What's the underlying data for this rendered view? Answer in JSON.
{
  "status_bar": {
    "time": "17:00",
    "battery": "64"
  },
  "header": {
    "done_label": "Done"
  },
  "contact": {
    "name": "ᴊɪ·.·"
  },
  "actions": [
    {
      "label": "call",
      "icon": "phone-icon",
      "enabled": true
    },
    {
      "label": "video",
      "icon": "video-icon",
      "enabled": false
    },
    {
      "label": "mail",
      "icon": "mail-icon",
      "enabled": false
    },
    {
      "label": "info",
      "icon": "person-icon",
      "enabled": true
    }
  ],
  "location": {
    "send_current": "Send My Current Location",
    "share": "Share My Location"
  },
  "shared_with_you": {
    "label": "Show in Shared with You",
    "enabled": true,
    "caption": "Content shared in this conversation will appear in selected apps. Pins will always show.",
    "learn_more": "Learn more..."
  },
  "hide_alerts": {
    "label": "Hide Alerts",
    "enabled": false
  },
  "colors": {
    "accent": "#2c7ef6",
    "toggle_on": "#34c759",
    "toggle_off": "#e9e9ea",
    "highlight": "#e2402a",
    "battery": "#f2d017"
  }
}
——
▶ What to do: Above are some records. Print them all exactly.

▶ In response:
What's the underlying data for this rendered view? Answer in JSON.
{
  "status_bar": {
    "time": "17:00",
    "battery": "64"
  },
  "header": {
    "done_label": "Done"
  },
  "contact": {
    "name": "ᴊɪ·.·"
  },
  "actions": [
    {
      "label": "call",
      "icon": "phone-icon",
      "enabled": true
    },
    {
      "label": "video",
      "icon": "video-icon",
      "enabled": false
    },
    {
      "label": "mail",
      "icon": "mail-icon",
      "enabled": false
    },
    {
      "label": "info",
      "icon": "person-icon",
      "enabled": true
    }
  ],
  "location": {
    "send_current": "Send My Current Location",
    "share": "Share My Location"
  },
  "shared_with_you": {
    "label": "Show in Shared with You",
    "enabled": true,
    "caption": "Content shared in this conversation will appear in selected apps. Pins will always show.",
    "learn_more": "Learn more..."
  },
  "hide_alerts": {
    "label": "Hide Alerts",
    "enabled": false
  },
  "colors": {
    "accent": "#2c7ef6",
    "toggle_on": "#34c759",
    "toggle_off": "#e9e9ea",
    "highlight": "#e2402a",
    "battery": "#f2d017"
  }
}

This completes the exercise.